## What is expected
Copy every line of the following data that includes the string "during".

## Data excerpts

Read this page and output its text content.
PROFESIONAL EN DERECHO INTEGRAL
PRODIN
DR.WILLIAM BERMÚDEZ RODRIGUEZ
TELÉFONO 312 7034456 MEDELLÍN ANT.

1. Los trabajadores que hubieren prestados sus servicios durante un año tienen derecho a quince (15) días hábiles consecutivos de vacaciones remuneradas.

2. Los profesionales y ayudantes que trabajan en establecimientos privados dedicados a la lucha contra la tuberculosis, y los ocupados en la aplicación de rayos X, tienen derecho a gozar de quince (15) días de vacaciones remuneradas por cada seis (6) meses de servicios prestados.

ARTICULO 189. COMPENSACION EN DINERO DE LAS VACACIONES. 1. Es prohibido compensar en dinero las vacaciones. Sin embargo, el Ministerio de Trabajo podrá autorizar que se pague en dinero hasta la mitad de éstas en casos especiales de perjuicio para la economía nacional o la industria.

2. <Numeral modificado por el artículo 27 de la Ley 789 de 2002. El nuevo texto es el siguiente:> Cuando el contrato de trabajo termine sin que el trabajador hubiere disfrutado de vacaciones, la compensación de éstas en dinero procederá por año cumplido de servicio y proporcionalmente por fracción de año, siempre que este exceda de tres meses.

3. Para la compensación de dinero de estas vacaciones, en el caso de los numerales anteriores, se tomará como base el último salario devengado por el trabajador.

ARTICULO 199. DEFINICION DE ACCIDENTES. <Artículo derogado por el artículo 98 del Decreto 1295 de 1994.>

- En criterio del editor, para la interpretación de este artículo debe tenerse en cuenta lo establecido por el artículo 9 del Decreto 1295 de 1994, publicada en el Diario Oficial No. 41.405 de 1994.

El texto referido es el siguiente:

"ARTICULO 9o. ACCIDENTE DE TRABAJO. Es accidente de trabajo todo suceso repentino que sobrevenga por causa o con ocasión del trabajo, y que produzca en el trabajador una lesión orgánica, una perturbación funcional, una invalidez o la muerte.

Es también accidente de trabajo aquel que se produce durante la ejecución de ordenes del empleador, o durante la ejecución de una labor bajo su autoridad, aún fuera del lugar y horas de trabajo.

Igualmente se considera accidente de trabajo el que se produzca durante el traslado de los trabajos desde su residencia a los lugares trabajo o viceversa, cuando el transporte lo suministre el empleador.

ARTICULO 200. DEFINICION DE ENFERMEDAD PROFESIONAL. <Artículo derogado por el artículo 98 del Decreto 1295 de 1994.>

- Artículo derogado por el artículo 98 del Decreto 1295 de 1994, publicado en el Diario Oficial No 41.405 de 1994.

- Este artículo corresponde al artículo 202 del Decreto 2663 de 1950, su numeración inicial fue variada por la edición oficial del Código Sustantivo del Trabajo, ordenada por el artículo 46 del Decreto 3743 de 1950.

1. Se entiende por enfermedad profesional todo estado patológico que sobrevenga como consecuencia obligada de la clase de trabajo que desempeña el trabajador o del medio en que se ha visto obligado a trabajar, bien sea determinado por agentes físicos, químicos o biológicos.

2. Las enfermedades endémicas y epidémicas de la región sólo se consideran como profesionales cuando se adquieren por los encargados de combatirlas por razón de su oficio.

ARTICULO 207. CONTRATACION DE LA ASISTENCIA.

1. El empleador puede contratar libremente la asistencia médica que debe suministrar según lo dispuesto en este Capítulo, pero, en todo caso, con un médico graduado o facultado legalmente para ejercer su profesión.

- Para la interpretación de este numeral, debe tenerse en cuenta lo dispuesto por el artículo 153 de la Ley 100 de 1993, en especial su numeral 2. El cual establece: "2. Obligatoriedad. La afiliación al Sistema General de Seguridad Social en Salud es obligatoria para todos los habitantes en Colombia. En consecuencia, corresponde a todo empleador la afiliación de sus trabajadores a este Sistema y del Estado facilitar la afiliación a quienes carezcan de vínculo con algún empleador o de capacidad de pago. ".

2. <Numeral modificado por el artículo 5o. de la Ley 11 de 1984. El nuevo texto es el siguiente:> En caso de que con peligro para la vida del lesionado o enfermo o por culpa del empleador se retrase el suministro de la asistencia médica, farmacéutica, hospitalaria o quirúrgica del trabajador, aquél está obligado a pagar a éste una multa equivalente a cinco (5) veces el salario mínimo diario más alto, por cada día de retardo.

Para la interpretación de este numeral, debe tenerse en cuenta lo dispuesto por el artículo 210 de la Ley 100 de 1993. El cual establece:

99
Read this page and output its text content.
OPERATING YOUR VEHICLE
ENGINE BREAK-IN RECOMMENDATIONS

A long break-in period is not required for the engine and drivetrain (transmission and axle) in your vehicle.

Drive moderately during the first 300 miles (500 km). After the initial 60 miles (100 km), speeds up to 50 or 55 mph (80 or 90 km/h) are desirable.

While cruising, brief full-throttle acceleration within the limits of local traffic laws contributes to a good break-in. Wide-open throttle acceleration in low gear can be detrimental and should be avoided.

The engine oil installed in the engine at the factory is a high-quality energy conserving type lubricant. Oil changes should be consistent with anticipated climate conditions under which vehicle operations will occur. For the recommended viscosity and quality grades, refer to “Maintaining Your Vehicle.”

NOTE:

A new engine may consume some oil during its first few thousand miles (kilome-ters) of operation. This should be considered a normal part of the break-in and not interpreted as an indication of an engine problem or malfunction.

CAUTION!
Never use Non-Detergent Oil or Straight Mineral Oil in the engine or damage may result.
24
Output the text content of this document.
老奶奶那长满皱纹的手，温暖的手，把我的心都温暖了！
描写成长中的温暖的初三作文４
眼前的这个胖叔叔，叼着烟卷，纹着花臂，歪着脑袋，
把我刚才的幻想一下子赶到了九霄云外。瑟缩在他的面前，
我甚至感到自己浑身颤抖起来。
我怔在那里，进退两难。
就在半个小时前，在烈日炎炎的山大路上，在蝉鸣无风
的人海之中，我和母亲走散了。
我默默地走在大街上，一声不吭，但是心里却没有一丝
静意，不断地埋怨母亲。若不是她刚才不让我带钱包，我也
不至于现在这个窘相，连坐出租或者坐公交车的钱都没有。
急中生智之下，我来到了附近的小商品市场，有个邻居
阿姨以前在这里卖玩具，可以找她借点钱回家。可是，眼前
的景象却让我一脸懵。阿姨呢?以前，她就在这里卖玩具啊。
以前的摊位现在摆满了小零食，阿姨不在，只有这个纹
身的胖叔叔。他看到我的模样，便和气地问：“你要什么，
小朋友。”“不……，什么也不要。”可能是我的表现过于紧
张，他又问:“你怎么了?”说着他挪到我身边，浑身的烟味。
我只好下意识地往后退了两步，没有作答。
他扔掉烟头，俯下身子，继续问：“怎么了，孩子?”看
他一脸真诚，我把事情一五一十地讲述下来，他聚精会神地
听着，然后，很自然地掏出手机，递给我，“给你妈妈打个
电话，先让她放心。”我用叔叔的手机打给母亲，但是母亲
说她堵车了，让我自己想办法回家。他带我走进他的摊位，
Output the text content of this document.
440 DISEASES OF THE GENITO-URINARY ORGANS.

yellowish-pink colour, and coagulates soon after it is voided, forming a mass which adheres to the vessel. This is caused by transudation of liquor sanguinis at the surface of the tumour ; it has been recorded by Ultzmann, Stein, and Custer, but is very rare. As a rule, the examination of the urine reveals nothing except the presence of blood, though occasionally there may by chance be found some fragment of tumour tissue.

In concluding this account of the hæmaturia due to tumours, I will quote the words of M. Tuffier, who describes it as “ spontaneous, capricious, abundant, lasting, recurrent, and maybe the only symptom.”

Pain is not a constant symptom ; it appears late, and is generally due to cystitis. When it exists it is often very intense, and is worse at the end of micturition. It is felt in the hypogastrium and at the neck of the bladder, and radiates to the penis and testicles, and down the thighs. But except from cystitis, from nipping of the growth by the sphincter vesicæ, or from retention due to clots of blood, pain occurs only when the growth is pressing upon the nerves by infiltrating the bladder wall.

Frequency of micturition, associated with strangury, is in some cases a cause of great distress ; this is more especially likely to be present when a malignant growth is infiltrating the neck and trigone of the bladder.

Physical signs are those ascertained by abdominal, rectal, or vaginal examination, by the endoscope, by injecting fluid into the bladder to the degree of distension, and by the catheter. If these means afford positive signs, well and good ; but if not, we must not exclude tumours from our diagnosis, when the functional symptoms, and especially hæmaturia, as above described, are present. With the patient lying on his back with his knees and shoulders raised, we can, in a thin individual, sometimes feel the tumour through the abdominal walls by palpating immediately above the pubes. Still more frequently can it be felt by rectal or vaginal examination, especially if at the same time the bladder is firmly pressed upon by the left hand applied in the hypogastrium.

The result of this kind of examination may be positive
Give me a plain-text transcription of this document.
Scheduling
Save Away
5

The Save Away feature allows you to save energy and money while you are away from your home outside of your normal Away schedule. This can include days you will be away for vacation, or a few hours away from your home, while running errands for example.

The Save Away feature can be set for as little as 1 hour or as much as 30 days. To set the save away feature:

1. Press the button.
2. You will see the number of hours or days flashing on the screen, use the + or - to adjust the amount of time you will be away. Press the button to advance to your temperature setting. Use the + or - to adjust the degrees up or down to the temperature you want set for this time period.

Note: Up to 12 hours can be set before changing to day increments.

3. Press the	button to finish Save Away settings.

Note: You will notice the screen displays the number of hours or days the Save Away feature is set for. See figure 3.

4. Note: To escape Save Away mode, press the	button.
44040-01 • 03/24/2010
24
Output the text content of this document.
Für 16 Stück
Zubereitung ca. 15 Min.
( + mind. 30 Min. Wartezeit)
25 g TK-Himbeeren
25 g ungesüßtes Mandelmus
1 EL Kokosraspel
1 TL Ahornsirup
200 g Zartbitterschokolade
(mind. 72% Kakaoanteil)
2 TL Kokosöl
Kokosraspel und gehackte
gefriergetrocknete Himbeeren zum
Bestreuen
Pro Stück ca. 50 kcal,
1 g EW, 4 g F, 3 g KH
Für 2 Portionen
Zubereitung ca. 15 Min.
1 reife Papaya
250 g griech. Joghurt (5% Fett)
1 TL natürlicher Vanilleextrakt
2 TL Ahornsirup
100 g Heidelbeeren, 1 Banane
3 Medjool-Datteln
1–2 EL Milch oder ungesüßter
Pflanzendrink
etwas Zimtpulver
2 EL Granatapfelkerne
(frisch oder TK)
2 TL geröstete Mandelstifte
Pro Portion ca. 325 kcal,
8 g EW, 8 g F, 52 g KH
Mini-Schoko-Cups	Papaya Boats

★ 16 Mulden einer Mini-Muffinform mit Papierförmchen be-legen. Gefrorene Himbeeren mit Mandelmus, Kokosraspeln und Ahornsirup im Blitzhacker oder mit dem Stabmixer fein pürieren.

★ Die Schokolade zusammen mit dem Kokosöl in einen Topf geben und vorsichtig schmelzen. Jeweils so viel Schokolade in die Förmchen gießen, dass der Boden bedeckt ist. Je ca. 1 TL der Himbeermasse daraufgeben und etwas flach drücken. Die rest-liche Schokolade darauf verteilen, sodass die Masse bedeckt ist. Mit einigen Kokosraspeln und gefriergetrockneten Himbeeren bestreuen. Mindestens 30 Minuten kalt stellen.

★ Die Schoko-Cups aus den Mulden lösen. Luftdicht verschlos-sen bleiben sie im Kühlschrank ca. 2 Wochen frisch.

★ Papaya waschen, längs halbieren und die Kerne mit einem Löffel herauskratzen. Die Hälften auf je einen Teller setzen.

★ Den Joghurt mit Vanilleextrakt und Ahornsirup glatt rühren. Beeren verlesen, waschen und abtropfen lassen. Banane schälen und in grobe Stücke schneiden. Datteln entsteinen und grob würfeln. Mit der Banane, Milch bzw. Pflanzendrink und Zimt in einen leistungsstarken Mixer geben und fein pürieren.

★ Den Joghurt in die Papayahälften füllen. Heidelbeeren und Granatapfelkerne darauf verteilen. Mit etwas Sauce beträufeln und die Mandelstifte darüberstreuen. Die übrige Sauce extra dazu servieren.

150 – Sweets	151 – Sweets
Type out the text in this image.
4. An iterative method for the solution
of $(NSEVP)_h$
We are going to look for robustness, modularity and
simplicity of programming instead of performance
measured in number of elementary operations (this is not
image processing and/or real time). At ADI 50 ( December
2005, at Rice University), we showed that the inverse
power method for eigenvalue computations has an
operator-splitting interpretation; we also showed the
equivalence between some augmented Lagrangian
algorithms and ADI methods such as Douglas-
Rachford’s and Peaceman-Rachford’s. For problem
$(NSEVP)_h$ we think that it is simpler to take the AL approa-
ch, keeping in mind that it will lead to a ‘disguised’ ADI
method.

## Result of this task
Drive moderately during the first 300 miles (500 km). After the initial 60 miles (100 km), speeds up to 50 or 55 mph (80 or 90 km/h) are desirable.
A new engine may consume some oil during its first few thousand miles (kilome-ters) of operation. This should be considered a normal part of the break-in and not interpreted as an indication of an engine problem or malfunction.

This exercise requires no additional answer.